▶ Supplied material
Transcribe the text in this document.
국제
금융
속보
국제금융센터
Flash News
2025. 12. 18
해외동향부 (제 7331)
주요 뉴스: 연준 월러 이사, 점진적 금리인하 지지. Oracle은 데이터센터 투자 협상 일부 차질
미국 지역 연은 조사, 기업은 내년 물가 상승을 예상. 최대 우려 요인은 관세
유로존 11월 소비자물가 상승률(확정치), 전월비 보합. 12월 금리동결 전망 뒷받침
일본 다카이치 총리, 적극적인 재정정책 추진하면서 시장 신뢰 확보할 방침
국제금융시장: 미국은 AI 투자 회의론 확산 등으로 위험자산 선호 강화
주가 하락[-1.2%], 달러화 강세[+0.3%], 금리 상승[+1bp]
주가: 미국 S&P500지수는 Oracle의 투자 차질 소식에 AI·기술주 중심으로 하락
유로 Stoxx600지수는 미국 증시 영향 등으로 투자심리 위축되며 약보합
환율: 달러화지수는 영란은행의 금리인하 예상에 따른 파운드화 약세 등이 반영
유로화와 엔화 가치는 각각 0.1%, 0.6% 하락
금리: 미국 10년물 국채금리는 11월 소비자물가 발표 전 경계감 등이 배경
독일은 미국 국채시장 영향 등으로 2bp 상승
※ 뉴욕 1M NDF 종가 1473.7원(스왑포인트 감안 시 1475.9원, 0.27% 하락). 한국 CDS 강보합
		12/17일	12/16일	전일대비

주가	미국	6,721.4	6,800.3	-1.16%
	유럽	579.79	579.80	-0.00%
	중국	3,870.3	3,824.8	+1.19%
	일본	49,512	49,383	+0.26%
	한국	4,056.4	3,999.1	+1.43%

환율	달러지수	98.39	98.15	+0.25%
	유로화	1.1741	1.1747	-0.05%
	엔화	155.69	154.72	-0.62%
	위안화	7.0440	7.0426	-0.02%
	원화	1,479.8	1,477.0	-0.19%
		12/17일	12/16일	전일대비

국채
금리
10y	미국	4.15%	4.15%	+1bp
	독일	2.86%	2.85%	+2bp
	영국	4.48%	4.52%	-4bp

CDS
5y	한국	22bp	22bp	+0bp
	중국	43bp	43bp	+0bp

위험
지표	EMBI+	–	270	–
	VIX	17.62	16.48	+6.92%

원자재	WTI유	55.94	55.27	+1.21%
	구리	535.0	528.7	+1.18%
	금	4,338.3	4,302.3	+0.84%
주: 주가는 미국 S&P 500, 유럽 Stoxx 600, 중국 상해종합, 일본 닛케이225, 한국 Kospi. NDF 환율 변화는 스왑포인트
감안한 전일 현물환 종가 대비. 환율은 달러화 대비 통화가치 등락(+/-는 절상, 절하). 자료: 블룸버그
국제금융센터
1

▶ Do this
The answer should be a single number: the count of lines in the data that include the string "금리인하".

▶ Solution to this problem
2